Data lines:
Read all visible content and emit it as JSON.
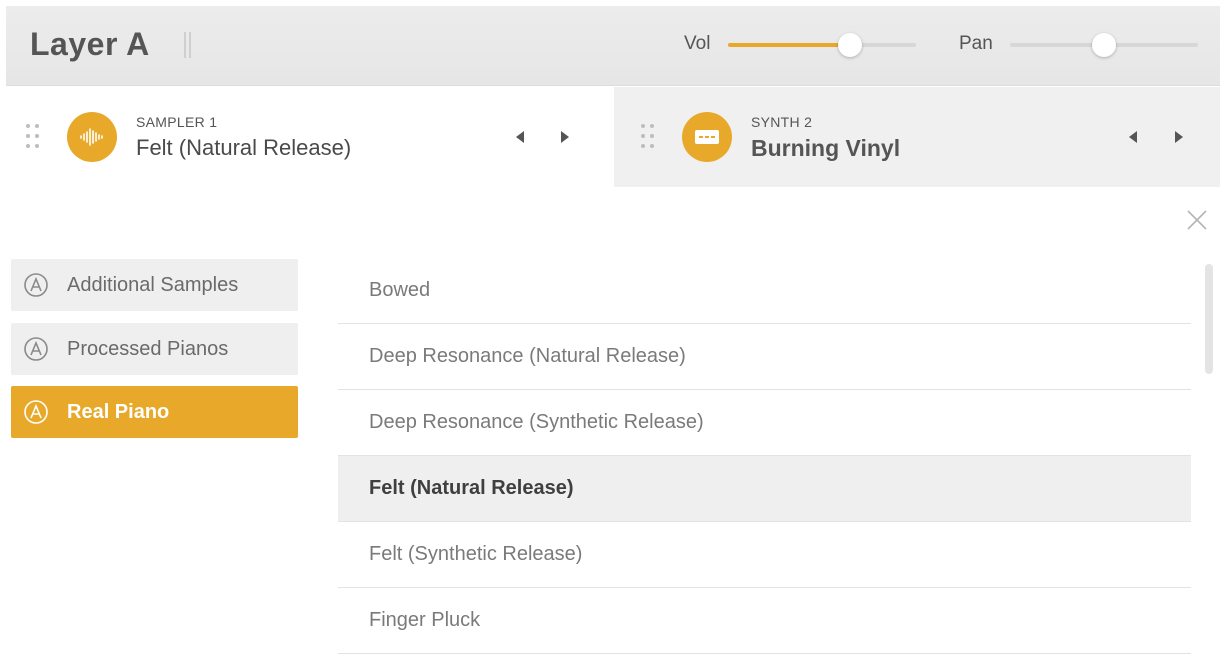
{
  "header": {
    "title": "Layer A",
    "vol_label": "Vol",
    "vol_value": 0.65,
    "pan_label": "Pan",
    "pan_value": 0.5
  },
  "slots": [
    {
      "kind": "SAMPLER 1",
      "name": "Felt (Natural Release)",
      "icon": "waveform-icon"
    },
    {
      "kind": "SYNTH 2",
      "name": "Burning Vinyl",
      "icon": "synth-icon"
    }
  ],
  "categories": [
    {
      "label": "Additional Samples",
      "active": false
    },
    {
      "label": "Processed Pianos",
      "active": false
    },
    {
      "label": "Real Piano",
      "active": true
    }
  ],
  "presets": [
    {
      "label": "Bowed",
      "selected": false
    },
    {
      "label": "Deep Resonance (Natural Release)",
      "selected": false
    },
    {
      "label": "Deep Resonance (Synthetic Release)",
      "selected": false
    },
    {
      "label": "Felt (Natural Release)",
      "selected": true
    },
    {
      "label": "Felt (Synthetic Release)",
      "selected": false
    },
    {
      "label": "Finger Pluck",
      "selected": false
    }
  ],
  "colors": {
    "accent": "#e8a92a",
    "header_bg": "#e8e8e8"
  }
}
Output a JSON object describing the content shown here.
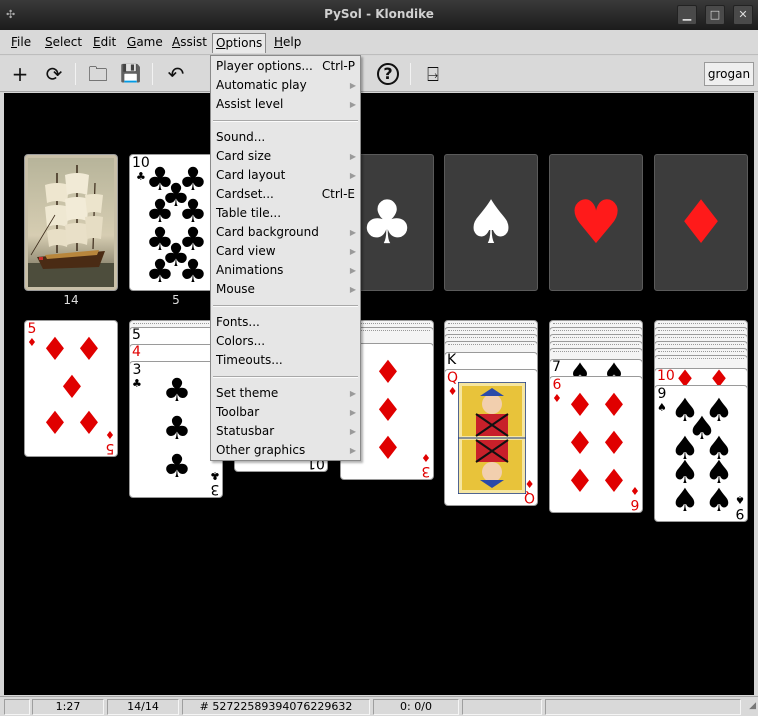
{
  "window": {
    "title": "PySol - Klondike",
    "minimize_glyph": "▁",
    "maximize_glyph": "□",
    "close_glyph": "✕"
  },
  "menubar": {
    "items": [
      {
        "label": "File",
        "u": "F",
        "rest": "ile"
      },
      {
        "label": "Select",
        "u": "S",
        "rest": "elect"
      },
      {
        "label": "Edit",
        "u": "E",
        "rest": "dit"
      },
      {
        "label": "Game",
        "u": "G",
        "rest": "ame"
      },
      {
        "label": "Assist",
        "u": "A",
        "rest": "ssist"
      },
      {
        "label": "Options",
        "u": "O",
        "rest": "ptions"
      },
      {
        "label": "Help",
        "u": "H",
        "rest": "elp"
      }
    ]
  },
  "toolbar": {
    "new_icon": "+",
    "restart_icon": "⟳",
    "open_icon": "🗀",
    "save_icon": "💾",
    "undo_icon": "↶",
    "help_icon": "?",
    "quit_icon": "⍈",
    "player_name": "grogan"
  },
  "options_menu": {
    "items": [
      {
        "label": "Player options...",
        "accel": "Ctrl-P",
        "submenu": false
      },
      {
        "label": "Automatic play",
        "accel": "",
        "submenu": true
      },
      {
        "label": "Assist level",
        "accel": "",
        "submenu": true
      },
      {
        "label": "Sound...",
        "accel": "",
        "submenu": false
      },
      {
        "label": "Card size",
        "accel": "",
        "submenu": true
      },
      {
        "label": "Card layout",
        "accel": "",
        "submenu": true
      },
      {
        "label": "Cardset...",
        "accel": "Ctrl-E",
        "submenu": false
      },
      {
        "label": "Table tile...",
        "accel": "",
        "submenu": false
      },
      {
        "label": "Card background",
        "accel": "",
        "submenu": true
      },
      {
        "label": "Card view",
        "accel": "",
        "submenu": true
      },
      {
        "label": "Animations",
        "accel": "",
        "submenu": true
      },
      {
        "label": "Mouse",
        "accel": "",
        "submenu": true
      },
      {
        "label": "Fonts...",
        "accel": "",
        "submenu": false
      },
      {
        "label": "Colors...",
        "accel": "",
        "submenu": false
      },
      {
        "label": "Timeouts...",
        "accel": "",
        "submenu": false
      },
      {
        "label": "Set theme",
        "accel": "",
        "submenu": true
      },
      {
        "label": "Toolbar",
        "accel": "",
        "submenu": true
      },
      {
        "label": "Statusbar",
        "accel": "",
        "submenu": true
      },
      {
        "label": "Other graphics",
        "accel": "",
        "submenu": true
      }
    ]
  },
  "game": {
    "stock_count": "14",
    "waste_count": "5",
    "waste_card": {
      "rank": "10",
      "suit": "♣"
    },
    "foundations": [
      {
        "suit": "♣",
        "color": "#ffffff"
      },
      {
        "suit": "♠",
        "color": "#ffffff"
      },
      {
        "suit": "♥",
        "color": "#ff1a1a"
      },
      {
        "suit": "♦",
        "color": "#ff1a1a"
      }
    ],
    "tableau": {
      "col1_top": {
        "rank": "5",
        "suit": "♦"
      },
      "col2_visible": [
        {
          "rank": "5",
          "suit": "♣"
        },
        {
          "rank": "4",
          "suit": "♦"
        }
      ],
      "col2_top": {
        "rank": "3",
        "suit": "♣"
      },
      "col3_partial": "01",
      "col4_top": {
        "rank": "3",
        "suit": "♦"
      },
      "col5_visible": {
        "rank": "K",
        "suit": "♠"
      },
      "col5_top": {
        "rank": "Q",
        "suit": "♦"
      },
      "col6_visible": {
        "rank": "7",
        "suit": "♠"
      },
      "col6_top": {
        "rank": "6",
        "suit": "♦"
      },
      "col7_visible": {
        "rank": "10",
        "suit": "♦"
      },
      "col7_top": {
        "rank": "9",
        "suit": "♠"
      }
    }
  },
  "statusbar": {
    "time": "1:27",
    "cards": "14/14",
    "game_number": "# 52722589394076229632",
    "moves": "0: 0/0"
  }
}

Required work: Leave out the pictures and transcribe the entries above exactly.

The solution:
Read all visible content and emit it as JSON.
{
  "header": {
    "title": "Layer A",
    "vol_label": "Vol",
    "vol_value": 0.65,
    "pan_label": "Pan",
    "pan_value": 0.5
  },
  "slots": [
    {
      "kind": "SAMPLER 1",
      "name": "Felt (Natural Release)",
      "icon": "waveform-icon"
    },
    {
      "kind": "SYNTH 2",
      "name": "Burning Vinyl",
      "icon": "synth-icon"
    }
  ],
  "categories": [
    {
      "label": "Additional Samples",
      "active": false
    },
    {
      "label": "Processed Pianos",
      "active": false
    },
    {
      "label": "Real Piano",
      "active": true
    }
  ],
  "presets": [
    {
      "label": "Bowed",
      "selected": false
    },
    {
      "label": "Deep Resonance (Natural Release)",
      "selected": false
    },
    {
      "label": "Deep Resonance (Synthetic Release)",
      "selected": false
    },
    {
      "label": "Felt (Natural Release)",
      "selected": true
    },
    {
      "label": "Felt (Synthetic Release)",
      "selected": false
    },
    {
      "label": "Finger Pluck",
      "selected": false
    }
  ],
  "colors": {
    "accent": "#e8a92a",
    "header_bg": "#e8e8e8"
  }
}
Output a JSON object describing the content shown here.
{
  "window": {
    "title": "PySol - Klondike",
    "minimize_glyph": "▁",
    "maximize_glyph": "□",
    "close_glyph": "✕"
  },
  "menubar": {
    "items": [
      {
        "label": "File",
        "u": "F",
        "rest": "ile"
      },
      {
        "label": "Select",
        "u": "S",
        "rest": "elect"
      },
      {
        "label": "Edit",
        "u": "E",
        "rest": "dit"
      },
      {
        "label": "Game",
        "u": "G",
        "rest": "ame"
      },
      {
        "label": "Assist",
        "u": "A",
        "rest": "ssist"
      },
      {
        "label": "Options",
        "u": "O",
        "rest": "ptions"
      },
      {
        "label": "Help",
        "u": "H",
        "rest": "elp"
      }
    ]
  },
  "toolbar": {
    "new_icon": "+",
    "restart_icon": "⟳",
    "open_icon": "🗀",
    "save_icon": "💾",
    "undo_icon": "↶",
    "help_icon": "?",
    "quit_icon": "⍈",
    "player_name": "grogan"
  },
  "options_menu": {
    "items": [
      {
        "label": "Player options...",
        "accel": "Ctrl-P",
        "submenu": false
      },
      {
        "label": "Automatic play",
        "accel": "",
        "submenu": true
      },
      {
        "label": "Assist level",
        "accel": "",
        "submenu": true
      },
      {
        "label": "Sound...",
        "accel": "",
        "submenu": false
      },
      {
        "label": "Card size",
        "accel": "",
        "submenu": true
      },
      {
        "label": "Card layout",
        "accel": "",
        "submenu": true
      },
      {
        "label": "Cardset...",
        "accel": "Ctrl-E",
        "submenu": false
      },
      {
        "label": "Table tile...",
        "accel": "",
        "submenu": false
      },
      {
        "label": "Card background",
        "accel": "",
        "submenu": true
      },
      {
        "label": "Card view",
        "accel": "",
        "submenu": true
      },
      {
        "label": "Animations",
        "accel": "",
        "submenu": true
      },
      {
        "label": "Mouse",
        "accel": "",
        "submenu": true
      },
      {
        "label": "Fonts...",
        "accel": "",
        "submenu": false
      },
      {
        "label": "Colors...",
        "accel": "",
        "submenu": false
      },
      {
        "label": "Timeouts...",
        "accel": "",
        "submenu": false
      },
      {
        "label": "Set theme",
        "accel": "",
        "submenu": true
      },
      {
        "label": "Toolbar",
        "accel": "",
        "submenu": true
      },
      {
        "label": "Statusbar",
        "accel": "",
        "submenu": true
      },
      {
        "label": "Other graphics",
        "accel": "",
        "submenu": true
      }
    ]
  },
  "game": {
    "stock_count": "14",
    "waste_count": "5",
    "waste_card": {
      "rank": "10",
      "suit": "♣"
    },
    "foundations": [
      {
        "suit": "♣",
        "color": "#ffffff"
      },
      {
        "suit": "♠",
        "color": "#ffffff"
      },
      {
        "suit": "♥",
        "color": "#ff1a1a"
      },
      {
        "suit": "♦",
        "color": "#ff1a1a"
      }
    ],
    "tableau": {
      "col1_top": {
        "rank": "5",
        "suit": "♦"
      },
      "col2_visible": [
        {
          "rank": "5",
          "suit": "♣"
        },
        {
          "rank": "4",
          "suit": "♦"
        }
      ],
      "col2_top": {
        "rank": "3",
        "suit": "♣"
      },
      "col3_partial": "01",
      "col4_top": {
        "rank": "3",
        "suit": "♦"
      },
      "col5_visible": {
        "rank": "K",
        "suit": "♠"
      },
      "col5_top": {
        "rank": "Q",
        "suit": "♦"
      },
      "col6_visible": {
        "rank": "7",
        "suit": "♠"
      },
      "col6_top": {
        "rank": "6",
        "suit": "♦"
      },
      "col7_visible": {
        "rank": "10",
        "suit": "♦"
      },
      "col7_top": {
        "rank": "9",
        "suit": "♠"
      }
    }
  },
  "statusbar": {
    "time": "1:27",
    "cards": "14/14",
    "game_number": "# 52722589394076229632",
    "moves": "0: 0/0"
  }
}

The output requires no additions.